WHAT IS EXPECTED: In this exercise, reproduce all the entries that follow exactly.

Records from a data source:
========================================================================

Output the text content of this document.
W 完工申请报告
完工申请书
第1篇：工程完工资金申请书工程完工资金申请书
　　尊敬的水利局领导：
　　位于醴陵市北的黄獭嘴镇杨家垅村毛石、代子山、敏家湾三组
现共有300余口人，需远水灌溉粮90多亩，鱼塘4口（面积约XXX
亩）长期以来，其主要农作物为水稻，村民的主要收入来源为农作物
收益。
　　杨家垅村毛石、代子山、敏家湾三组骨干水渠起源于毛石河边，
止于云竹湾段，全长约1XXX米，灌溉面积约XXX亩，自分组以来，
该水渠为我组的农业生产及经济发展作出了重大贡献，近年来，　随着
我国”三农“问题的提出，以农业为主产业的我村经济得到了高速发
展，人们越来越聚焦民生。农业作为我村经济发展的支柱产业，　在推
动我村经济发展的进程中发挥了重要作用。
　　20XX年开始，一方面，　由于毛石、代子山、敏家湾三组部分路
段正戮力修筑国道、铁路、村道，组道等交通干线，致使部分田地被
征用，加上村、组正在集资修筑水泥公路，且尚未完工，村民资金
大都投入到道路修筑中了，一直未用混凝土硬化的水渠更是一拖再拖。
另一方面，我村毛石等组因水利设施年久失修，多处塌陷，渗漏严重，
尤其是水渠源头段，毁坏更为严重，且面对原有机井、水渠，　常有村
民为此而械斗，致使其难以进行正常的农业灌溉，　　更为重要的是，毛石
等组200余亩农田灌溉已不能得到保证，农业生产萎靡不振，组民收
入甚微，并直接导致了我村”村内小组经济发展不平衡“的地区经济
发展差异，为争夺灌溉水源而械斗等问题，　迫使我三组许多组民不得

========================================================================

EXPECTED ANSWER:
Output the text content of this document.
W 完工申请报告
完工申请书
第1篇：工程完工资金申请书工程完工资金申请书
　　尊敬的水利局领导：
　　位于醴陵市北的黄獭嘴镇杨家垅村毛石、代子山、敏家湾三组
现共有300余口人，需远水灌溉粮90多亩，鱼塘4口（面积约XXX
亩）长期以来，其主要农作物为水稻，村民的主要收入来源为农作物
收益。
　　杨家垅村毛石、代子山、敏家湾三组骨干水渠起源于毛石河边，
止于云竹湾段，全长约1XXX米，灌溉面积约XXX亩，自分组以来，
该水渠为我组的农业生产及经济发展作出了重大贡献，近年来，　随着
我国”三农“问题的提出，以农业为主产业的我村经济得到了高速发
展，人们越来越聚焦民生。农业作为我村经济发展的支柱产业，　在推
动我村经济发展的进程中发挥了重要作用。
　　20XX年开始，一方面，　由于毛石、代子山、敏家湾三组部分路
段正戮力修筑国道、铁路、村道，组道等交通干线，致使部分田地被
征用，加上村、组正在集资修筑水泥公路，且尚未完工，村民资金
大都投入到道路修筑中了，一直未用混凝土硬化的水渠更是一拖再拖。
另一方面，我村毛石等组因水利设施年久失修，多处塌陷，渗漏严重，
尤其是水渠源头段，毁坏更为严重，且面对原有机井、水渠，　常有村
民为此而械斗，致使其难以进行正常的农业灌溉，　　更为重要的是，毛石
等组200余亩农田灌溉已不能得到保证，农业生产萎靡不振，组民收
入甚微，并直接导致了我村”村内小组经济发展不平衡“的地区经济
发展差异，为争夺灌溉水源而械斗等问题，　迫使我三组许多组民不得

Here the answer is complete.